-- READING PASSAGE --
######

Re: RfD: XCHAR wordset (Version 3)
- From: Thomas Pornin <pornin@xxxxxxxxx>
- Date: 25 Nov 2008 12:18:53 GMT
According to Stephen Pelc <stephenXXX@xxxxxxxxxxxxxxxxxxxx>:
It is also worth remembering that for UTF-8, a character number
(I forget the exact terminology) is not the same as its byte
sequence.
In the Unicode world, they say "code point". Code points range from 0 to
10FFFF. A few values are permanently excluded. This space of code points
is not all allocated yet, and no extension of that range is currently
foreseen. ASCII characters (0 to 127) map to the same code point values.
Actually, latin-1 characters (0 to 255) map to the same code point
values.
Now, a "character" is something which is not easy to define in all
generality. A "character" could be seen as an elementary brick for
making words, but that is an awfully american point of view. To
designate a graphical unit, the term "glyph" is often used. In Unicode,
a glyph may result from the combination of several code points; for
instance, the U+00E9 code point stands for "LATIN SMALL LETTER E ACUTE"
(very common in French, for instance) which can also be represented as
two successive code points, U+0065 (LATIN SMALL LETTER E) and U+0301
(COMBINING ACUTE ACCENT). Both the single code point U+00E9, and the
sequence U+0065 U+0301, designate the same glyph.

######

Recorded data:
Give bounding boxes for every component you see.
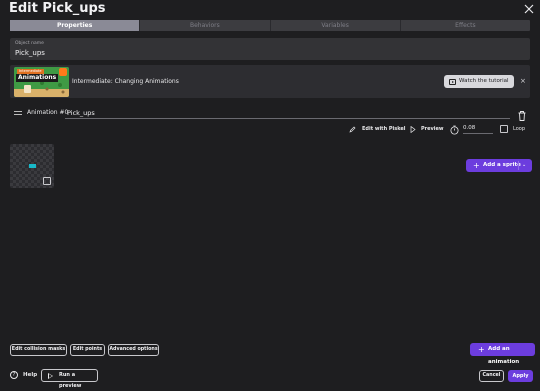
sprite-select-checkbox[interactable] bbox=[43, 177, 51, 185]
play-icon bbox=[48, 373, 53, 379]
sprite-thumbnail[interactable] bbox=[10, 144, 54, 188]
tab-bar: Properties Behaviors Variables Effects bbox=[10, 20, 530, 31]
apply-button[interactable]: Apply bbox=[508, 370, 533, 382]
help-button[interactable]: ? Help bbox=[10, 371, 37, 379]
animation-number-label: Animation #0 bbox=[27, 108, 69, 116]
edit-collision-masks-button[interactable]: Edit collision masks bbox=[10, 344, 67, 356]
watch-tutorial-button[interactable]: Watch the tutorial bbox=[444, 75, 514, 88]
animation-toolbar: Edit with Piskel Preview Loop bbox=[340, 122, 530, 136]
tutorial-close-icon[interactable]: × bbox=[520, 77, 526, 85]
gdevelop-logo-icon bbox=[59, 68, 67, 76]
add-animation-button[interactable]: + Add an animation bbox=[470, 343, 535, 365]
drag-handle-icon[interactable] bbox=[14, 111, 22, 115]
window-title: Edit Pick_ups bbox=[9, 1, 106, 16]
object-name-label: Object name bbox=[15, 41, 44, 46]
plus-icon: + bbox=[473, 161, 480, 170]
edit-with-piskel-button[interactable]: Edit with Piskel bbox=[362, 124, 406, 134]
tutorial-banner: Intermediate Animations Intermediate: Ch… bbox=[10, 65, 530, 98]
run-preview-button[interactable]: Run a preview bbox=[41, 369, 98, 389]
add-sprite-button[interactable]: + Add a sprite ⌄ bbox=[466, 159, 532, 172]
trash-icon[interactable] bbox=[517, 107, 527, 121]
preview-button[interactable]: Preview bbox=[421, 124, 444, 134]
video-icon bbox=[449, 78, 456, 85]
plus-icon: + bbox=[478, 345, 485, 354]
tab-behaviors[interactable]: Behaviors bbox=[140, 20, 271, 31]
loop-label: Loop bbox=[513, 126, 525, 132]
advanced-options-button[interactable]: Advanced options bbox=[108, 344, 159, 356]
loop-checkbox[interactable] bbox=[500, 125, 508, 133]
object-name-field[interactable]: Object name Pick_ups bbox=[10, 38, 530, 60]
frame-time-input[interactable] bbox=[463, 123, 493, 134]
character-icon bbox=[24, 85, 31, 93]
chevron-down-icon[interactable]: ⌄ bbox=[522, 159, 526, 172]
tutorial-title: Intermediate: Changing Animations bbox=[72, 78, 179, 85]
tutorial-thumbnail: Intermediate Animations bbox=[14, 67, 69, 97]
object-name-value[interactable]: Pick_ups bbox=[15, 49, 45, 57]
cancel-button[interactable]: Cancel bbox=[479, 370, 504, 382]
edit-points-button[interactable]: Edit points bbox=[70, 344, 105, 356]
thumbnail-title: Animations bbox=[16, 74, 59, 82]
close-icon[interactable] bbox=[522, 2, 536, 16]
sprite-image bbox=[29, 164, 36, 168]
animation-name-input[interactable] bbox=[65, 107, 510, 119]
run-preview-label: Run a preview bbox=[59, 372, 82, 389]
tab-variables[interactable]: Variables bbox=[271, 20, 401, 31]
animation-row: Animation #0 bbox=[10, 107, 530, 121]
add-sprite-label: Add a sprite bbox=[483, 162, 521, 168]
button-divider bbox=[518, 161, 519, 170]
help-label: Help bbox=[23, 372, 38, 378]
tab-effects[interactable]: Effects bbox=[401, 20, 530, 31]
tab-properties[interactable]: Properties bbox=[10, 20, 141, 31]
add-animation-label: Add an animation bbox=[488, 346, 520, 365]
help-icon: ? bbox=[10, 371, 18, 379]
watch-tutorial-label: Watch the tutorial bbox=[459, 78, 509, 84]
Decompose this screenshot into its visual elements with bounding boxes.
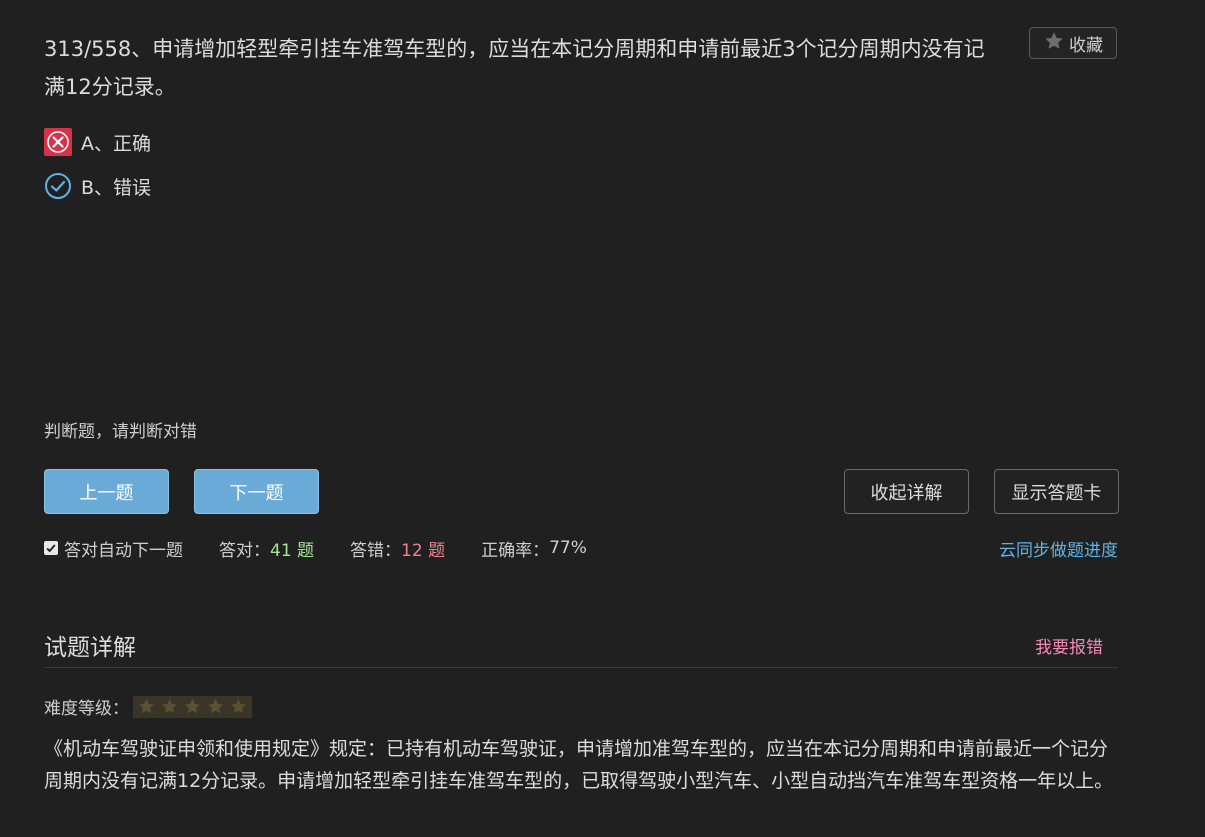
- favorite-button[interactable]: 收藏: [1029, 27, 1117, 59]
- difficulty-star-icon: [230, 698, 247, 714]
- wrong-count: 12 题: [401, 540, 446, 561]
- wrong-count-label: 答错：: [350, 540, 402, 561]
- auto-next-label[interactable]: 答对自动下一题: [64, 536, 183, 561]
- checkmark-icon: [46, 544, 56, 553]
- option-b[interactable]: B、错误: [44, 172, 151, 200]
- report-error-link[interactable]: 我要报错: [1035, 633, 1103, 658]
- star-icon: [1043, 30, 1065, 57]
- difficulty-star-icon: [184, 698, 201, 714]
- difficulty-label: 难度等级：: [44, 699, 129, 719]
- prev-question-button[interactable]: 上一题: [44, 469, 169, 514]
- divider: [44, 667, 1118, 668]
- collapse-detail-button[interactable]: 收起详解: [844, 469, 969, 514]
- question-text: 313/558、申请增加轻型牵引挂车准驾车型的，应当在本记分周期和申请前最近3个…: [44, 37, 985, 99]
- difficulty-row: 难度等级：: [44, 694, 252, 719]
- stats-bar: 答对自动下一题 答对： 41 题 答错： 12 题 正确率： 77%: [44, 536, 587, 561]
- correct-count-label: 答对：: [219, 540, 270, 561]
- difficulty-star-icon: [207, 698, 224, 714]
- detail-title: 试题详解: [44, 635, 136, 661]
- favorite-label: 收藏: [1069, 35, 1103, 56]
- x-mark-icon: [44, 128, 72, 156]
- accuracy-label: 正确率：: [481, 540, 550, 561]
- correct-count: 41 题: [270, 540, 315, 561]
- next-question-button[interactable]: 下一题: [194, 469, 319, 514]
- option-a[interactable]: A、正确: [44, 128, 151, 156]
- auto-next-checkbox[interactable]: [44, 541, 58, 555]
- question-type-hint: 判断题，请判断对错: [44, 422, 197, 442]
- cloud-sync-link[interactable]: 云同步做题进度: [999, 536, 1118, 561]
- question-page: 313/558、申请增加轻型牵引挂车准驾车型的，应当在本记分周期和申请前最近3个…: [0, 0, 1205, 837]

######

-- REQUIRED WORK --
A – Reproduce the post on Unicode code points from "Actually, latin-1 characters" up to and including "the same glyph.".
B – In the post on Unicode code points, what range do code points span?
C – Carry on writing the post on Unicode code points from the point where it ends.

-- TASK-BY-TASK RESULTS --
A –
Actually, latin-1 characters (0 to 255) map to the same code point
values.
Now, a "character" is something which is not easy to define in all
generality. A "character" could be seen as an elementary brick for
making words, but that is an awfully american point of view. To
designate a graphical unit, the term "glyph" is often used. In Unicode,
a glyph may result from the combination of several code points; for
instance, the U+00E9 code point stands for "LATIN SMALL LETTER E ACUTE"
(very common in French, for instance) which can also be represented as
two successive code points, U+0065 (LATIN SMALL LETTER E) and U+0301
(COMBINING ACUTE ACCENT). Both the single code point U+00E9, and the
sequence U+0065 U+0301, designate the same glyph.

B – From 0 to 10FFFF.

C –
Unicode also defines some _encodings_ which tell how sequences of code
points may become streams of bits or bytes. They often use the term
"code unit" to designate an element of an encoded stream, e.g. an octet.
With UTF-8, each code point becomes a sequence of 1 to 4 octets; UTF-8
has some convenient properties with regards to ASCII: an ASCII character
(i.e. a code point between 0 and 127) is encoded as a single octet with
the same value, whereas all other code points are encoded as sequences
of 2 to 4 octets which all have a value between 128 and 253. Thus, an
ASCII stream is also an UTF-8 stream with the same meaning.
In the early times of Unicode, the range was only 0 to FFFF; hence there
was an encoding (often dubbed "BMP") where each code point became a
16-bit word (i.e. two octets on any octet-oriented stream). Java and
Windows jumped in the Unicode bandwagon at that point, and it turned out
to be a bit too early, because the 16-bit range proved to be too small
for all the scripts in the world (many Asian scripts use glyphs by the
thousands). Hence UTF-16 was invented, which is to BMP what UTF-8 is to
ASCII. UTF-16 is an encoding over a stream of 16-bit code units. In
UTF-16, each code point becomes either one or two code units. Code
points from the 0..FFFF range become a single code unit, while code
points from the 10000..10FFFF range become two code units. This scheme
uses a reserved range in the original 0..FFFF range, called "surrogates"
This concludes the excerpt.